• _Provided data_:

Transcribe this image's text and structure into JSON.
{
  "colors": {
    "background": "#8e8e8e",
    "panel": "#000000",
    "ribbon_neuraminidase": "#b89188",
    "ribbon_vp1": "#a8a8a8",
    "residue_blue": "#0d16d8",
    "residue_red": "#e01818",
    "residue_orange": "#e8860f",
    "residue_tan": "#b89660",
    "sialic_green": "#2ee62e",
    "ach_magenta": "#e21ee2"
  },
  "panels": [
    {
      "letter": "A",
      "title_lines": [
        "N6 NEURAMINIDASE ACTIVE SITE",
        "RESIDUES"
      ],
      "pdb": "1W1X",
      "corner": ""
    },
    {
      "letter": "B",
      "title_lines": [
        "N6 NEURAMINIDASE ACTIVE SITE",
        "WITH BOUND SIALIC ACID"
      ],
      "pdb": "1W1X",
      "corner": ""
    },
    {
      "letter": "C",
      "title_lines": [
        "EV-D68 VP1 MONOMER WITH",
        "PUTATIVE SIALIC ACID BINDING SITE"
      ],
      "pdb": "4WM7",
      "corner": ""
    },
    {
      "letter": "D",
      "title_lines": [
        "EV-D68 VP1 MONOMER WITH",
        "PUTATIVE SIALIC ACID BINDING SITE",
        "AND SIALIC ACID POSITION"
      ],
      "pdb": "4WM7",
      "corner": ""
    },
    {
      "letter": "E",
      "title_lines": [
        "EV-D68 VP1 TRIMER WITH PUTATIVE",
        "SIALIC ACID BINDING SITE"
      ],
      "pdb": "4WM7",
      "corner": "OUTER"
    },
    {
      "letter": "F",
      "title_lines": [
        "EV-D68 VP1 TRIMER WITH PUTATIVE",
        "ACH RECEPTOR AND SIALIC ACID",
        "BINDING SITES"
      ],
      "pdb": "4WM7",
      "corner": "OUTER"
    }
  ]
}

• _What you are asked to do_: Write out the whole listing again. Match it word for word.

• _Correct answer_:
Transcribe this image's text and structure into JSON.
{
  "colors": {
    "background": "#8e8e8e",
    "panel": "#000000",
    "ribbon_neuraminidase": "#b89188",
    "ribbon_vp1": "#a8a8a8",
    "residue_blue": "#0d16d8",
    "residue_red": "#e01818",
    "residue_orange": "#e8860f",
    "residue_tan": "#b89660",
    "sialic_green": "#2ee62e",
    "ach_magenta": "#e21ee2"
  },
  "panels": [
    {
      "letter": "A",
      "title_lines": [
        "N6 NEURAMINIDASE ACTIVE SITE",
        "RESIDUES"
      ],
      "pdb": "1W1X",
      "corner": ""
    },
    {
      "letter": "B",
      "title_lines": [
        "N6 NEURAMINIDASE ACTIVE SITE",
        "WITH BOUND SIALIC ACID"
      ],
      "pdb": "1W1X",
      "corner": ""
    },
    {
      "letter": "C",
      "title_lines": [
        "EV-D68 VP1 MONOMER WITH",
        "PUTATIVE SIALIC ACID BINDING SITE"
      ],
      "pdb": "4WM7",
      "corner": ""
    },
    {
      "letter": "D",
      "title_lines": [
        "EV-D68 VP1 MONOMER WITH",
        "PUTATIVE SIALIC ACID BINDING SITE",
        "AND SIALIC ACID POSITION"
      ],
      "pdb": "4WM7",
      "corner": ""
    },
    {
      "letter": "E",
      "title_lines": [
        "EV-D68 VP1 TRIMER WITH PUTATIVE",
        "SIALIC ACID BINDING SITE"
      ],
      "pdb": "4WM7",
      "corner": "OUTER"
    },
    {
      "letter": "F",
      "title_lines": [
        "EV-D68 VP1 TRIMER WITH PUTATIVE",
        "ACH RECEPTOR AND SIALIC ACID",
        "BINDING SITES"
      ],
      "pdb": "4WM7",
      "corner": "OUTER"
    }
  ]
}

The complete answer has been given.